WHAT YOU HAVE TO DO: Using the data below, repeat all of it precisely.

SUPPLIED RECORDS:
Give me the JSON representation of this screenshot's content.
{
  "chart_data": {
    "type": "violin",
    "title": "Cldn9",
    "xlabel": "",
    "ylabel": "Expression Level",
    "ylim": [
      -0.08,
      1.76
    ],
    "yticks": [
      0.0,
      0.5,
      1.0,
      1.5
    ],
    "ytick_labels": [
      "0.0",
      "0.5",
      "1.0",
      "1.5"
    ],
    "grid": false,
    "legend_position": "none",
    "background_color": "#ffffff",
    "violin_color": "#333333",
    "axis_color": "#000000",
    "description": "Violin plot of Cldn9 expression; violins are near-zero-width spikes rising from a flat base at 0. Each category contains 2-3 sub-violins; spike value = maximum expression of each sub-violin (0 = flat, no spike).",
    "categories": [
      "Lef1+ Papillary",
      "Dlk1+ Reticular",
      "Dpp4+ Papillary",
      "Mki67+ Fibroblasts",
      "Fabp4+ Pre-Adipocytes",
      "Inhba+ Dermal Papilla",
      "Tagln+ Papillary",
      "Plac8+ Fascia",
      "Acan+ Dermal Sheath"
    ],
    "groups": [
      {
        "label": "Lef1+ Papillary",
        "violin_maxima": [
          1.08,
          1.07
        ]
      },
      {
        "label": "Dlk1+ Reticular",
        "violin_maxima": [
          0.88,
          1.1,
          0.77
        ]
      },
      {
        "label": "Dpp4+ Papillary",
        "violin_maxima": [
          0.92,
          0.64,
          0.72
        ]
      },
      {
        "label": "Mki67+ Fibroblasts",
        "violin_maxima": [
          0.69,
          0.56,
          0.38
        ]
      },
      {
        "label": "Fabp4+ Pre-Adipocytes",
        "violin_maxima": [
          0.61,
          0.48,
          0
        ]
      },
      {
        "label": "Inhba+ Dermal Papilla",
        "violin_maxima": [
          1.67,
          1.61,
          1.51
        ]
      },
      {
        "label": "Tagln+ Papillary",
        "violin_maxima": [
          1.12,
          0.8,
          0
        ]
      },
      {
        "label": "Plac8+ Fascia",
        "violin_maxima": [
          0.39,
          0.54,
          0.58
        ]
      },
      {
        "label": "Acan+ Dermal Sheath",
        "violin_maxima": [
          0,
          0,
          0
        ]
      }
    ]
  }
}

THE COMPLETED TASK:
Give me the JSON representation of this screenshot's content.
{
  "chart_data": {
    "type": "violin",
    "title": "Cldn9",
    "xlabel": "",
    "ylabel": "Expression Level",
    "ylim": [
      -0.08,
      1.76
    ],
    "yticks": [
      0.0,
      0.5,
      1.0,
      1.5
    ],
    "ytick_labels": [
      "0.0",
      "0.5",
      "1.0",
      "1.5"
    ],
    "grid": false,
    "legend_position": "none",
    "background_color": "#ffffff",
    "violin_color": "#333333",
    "axis_color": "#000000",
    "description": "Violin plot of Cldn9 expression; violins are near-zero-width spikes rising from a flat base at 0. Each category contains 2-3 sub-violins; spike value = maximum expression of each sub-violin (0 = flat, no spike).",
    "categories": [
      "Lef1+ Papillary",
      "Dlk1+ Reticular",
      "Dpp4+ Papillary",
      "Mki67+ Fibroblasts",
      "Fabp4+ Pre-Adipocytes",
      "Inhba+ Dermal Papilla",
      "Tagln+ Papillary",
      "Plac8+ Fascia",
      "Acan+ Dermal Sheath"
    ],
    "groups": [
      {
        "label": "Lef1+ Papillary",
        "violin_maxima": [
          1.08,
          1.07
        ]
      },
      {
        "label": "Dlk1+ Reticular",
        "violin_maxima": [
          0.88,
          1.1,
          0.77
        ]
      },
      {
        "label": "Dpp4+ Papillary",
        "violin_maxima": [
          0.92,
          0.64,
          0.72
        ]
      },
      {
        "label": "Mki67+ Fibroblasts",
        "violin_maxima": [
          0.69,
          0.56,
          0.38
        ]
      },
      {
        "label": "Fabp4+ Pre-Adipocytes",
        "violin_maxima": [
          0.61,
          0.48,
          0
        ]
      },
      {
        "label": "Inhba+ Dermal Papilla",
        "violin_maxima": [
          1.67,
          1.61,
          1.51
        ]
      },
      {
        "label": "Tagln+ Papillary",
        "violin_maxima": [
          1.12,
          0.8,
          0
        ]
      },
      {
        "label": "Plac8+ Fascia",
        "violin_maxima": [
          0.39,
          0.54,
          0.58
        ]
      },
      {
        "label": "Acan+ Dermal Sheath",
        "violin_maxima": [
          0,
          0,
          0
        ]
      }
    ]
  }
}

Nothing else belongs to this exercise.